## Exercise
Restate the whole listing exactly.

--- START OF Input ---

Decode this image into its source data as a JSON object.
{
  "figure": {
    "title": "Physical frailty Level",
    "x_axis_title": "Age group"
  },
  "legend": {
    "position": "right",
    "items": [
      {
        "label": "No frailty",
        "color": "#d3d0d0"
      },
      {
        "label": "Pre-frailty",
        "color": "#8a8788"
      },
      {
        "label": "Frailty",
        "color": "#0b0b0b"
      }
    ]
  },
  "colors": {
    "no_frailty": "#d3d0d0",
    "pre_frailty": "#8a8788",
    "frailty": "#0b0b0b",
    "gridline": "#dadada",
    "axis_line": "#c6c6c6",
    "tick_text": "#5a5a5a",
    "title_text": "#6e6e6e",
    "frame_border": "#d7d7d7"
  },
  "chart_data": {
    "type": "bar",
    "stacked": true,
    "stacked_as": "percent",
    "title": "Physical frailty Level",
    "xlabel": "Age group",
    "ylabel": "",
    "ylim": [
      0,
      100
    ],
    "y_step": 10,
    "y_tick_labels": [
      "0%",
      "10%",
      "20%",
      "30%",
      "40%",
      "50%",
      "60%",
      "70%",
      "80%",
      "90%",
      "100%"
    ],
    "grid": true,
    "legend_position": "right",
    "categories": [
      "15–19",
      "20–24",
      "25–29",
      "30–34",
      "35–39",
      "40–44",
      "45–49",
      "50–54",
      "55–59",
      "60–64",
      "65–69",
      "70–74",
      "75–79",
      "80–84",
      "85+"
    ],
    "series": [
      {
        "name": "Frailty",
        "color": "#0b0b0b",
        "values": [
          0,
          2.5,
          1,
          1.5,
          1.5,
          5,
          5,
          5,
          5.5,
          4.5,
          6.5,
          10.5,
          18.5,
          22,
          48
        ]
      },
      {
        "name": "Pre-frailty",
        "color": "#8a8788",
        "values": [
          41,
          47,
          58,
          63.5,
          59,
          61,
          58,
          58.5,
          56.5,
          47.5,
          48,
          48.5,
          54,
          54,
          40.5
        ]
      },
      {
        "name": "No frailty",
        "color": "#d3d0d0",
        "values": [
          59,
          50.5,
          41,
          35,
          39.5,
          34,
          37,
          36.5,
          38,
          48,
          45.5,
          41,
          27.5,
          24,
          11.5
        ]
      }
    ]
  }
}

--- END OF Input ---

## Exercise solution
Decode this image into its source data as a JSON object.
{
  "figure": {
    "title": "Physical frailty Level",
    "x_axis_title": "Age group"
  },
  "legend": {
    "position": "right",
    "items": [
      {
        "label": "No frailty",
        "color": "#d3d0d0"
      },
      {
        "label": "Pre-frailty",
        "color": "#8a8788"
      },
      {
        "label": "Frailty",
        "color": "#0b0b0b"
      }
    ]
  },
  "colors": {
    "no_frailty": "#d3d0d0",
    "pre_frailty": "#8a8788",
    "frailty": "#0b0b0b",
    "gridline": "#dadada",
    "axis_line": "#c6c6c6",
    "tick_text": "#5a5a5a",
    "title_text": "#6e6e6e",
    "frame_border": "#d7d7d7"
  },
  "chart_data": {
    "type": "bar",
    "stacked": true,
    "stacked_as": "percent",
    "title": "Physical frailty Level",
    "xlabel": "Age group",
    "ylabel": "",
    "ylim": [
      0,
      100
    ],
    "y_step": 10,
    "y_tick_labels": [
      "0%",
      "10%",
      "20%",
      "30%",
      "40%",
      "50%",
      "60%",
      "70%",
      "80%",
      "90%",
      "100%"
    ],
    "grid": true,
    "legend_position": "right",
    "categories": [
      "15–19",
      "20–24",
      "25–29",
      "30–34",
      "35–39",
      "40–44",
      "45–49",
      "50–54",
      "55–59",
      "60–64",
      "65–69",
      "70–74",
      "75–79",
      "80–84",
      "85+"
    ],
    "series": [
      {
        "name": "Frailty",
        "color": "#0b0b0b",
        "values": [
          0,
          2.5,
          1,
          1.5,
          1.5,
          5,
          5,
          5,
          5.5,
          4.5,
          6.5,
          10.5,
          18.5,
          22,
          48
        ]
      },
      {
        "name": "Pre-frailty",
        "color": "#8a8788",
        "values": [
          41,
          47,
          58,
          63.5,
          59,
          61,
          58,
          58.5,
          56.5,
          47.5,
          48,
          48.5,
          54,
          54,
          40.5
        ]
      },
      {
        "name": "No frailty",
        "color": "#d3d0d0",
        "values": [
          59,
          50.5,
          41,
          35,
          39.5,
          34,
          37,
          36.5,
          38,
          48,
          45.5,
          41,
          27.5,
          24,
          11.5
        ]
      }
    ]
  }
}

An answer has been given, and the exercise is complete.